• SELECTED PASSAGE:
= Beginning of Section =
The Riverside County Sheriffs Department Coroner’s Office is using a new piece of equipment to serve the living by speaking for the dead.
Technicians are using a new high-speed digital x-ray machine which top administrators say is helping families by more easily identifying the dead while determining the details of their passing.
“So we’re still working on her. It’s a fairly young woman of mixed race, who was wearing slacks,” said Deb Gray a Forensic Anthropologist. Gray adds, “She wasn’t dressed appropriately for a hike.”
Gray suspects natural causes in the woman’s death on a mountaintop in August near Lake Perris.
There were no signs of any trauma on the body.
This case is one of the 13-thousand death investigations the department conducts every year.
And a new Lodox high-speed x-ray machine is helping provide answers with many of them.
= End of Section =
• WHAT YOU WILL DO: Write out the article on the coroner's new x-ray machine word for word, everything from "Technicians are using" down to "many of them.".

[Bounding box prediction data]
= Beginning of Section =
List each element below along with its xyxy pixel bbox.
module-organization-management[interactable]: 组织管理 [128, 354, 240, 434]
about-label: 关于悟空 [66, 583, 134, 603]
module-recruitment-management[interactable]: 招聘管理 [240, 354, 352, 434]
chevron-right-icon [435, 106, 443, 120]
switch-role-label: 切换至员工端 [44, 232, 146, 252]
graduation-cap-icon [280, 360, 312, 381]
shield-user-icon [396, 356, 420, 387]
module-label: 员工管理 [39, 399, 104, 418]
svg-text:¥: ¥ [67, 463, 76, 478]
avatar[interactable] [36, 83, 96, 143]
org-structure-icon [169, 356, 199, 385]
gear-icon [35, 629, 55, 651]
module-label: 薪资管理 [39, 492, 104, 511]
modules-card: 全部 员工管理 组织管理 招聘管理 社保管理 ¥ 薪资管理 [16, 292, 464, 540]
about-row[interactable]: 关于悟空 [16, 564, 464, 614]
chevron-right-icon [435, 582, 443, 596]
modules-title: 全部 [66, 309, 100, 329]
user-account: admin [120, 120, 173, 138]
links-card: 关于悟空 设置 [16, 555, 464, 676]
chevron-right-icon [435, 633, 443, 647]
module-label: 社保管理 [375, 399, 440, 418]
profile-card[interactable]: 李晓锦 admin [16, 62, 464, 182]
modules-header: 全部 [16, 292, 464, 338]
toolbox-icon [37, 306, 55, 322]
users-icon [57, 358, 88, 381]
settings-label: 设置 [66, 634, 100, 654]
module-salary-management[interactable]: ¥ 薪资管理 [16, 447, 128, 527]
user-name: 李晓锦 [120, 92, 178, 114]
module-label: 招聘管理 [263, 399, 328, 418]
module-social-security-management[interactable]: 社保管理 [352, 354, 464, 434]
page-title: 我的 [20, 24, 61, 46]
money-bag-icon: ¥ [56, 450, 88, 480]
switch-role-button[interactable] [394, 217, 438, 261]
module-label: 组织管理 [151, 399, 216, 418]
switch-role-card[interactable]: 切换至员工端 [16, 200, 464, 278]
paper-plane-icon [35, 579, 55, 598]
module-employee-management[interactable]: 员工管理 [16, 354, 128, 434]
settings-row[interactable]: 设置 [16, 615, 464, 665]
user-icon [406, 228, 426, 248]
= End of Section =
• FINISHED EXERCISE:
Technicians are using a new high-speed digital x-ray machine which top administrators say is helping families by more easily identifying the dead while determining the details of their passing.
“So we’re still working on her. It’s a fairly young woman of mixed race, who was wearing slacks,” said Deb Gray a Forensic Anthropologist. Gray adds, “She wasn’t dressed appropriately for a hike.”
Gray suspects natural causes in the woman’s death on a mountaintop in August near Lake Perris.
There were no signs of any trauma on the body.
This case is one of the 13-thousand death investigations the department conducts every year.
And a new Lodox high-speed x-ray machine is helping provide answers with many of them.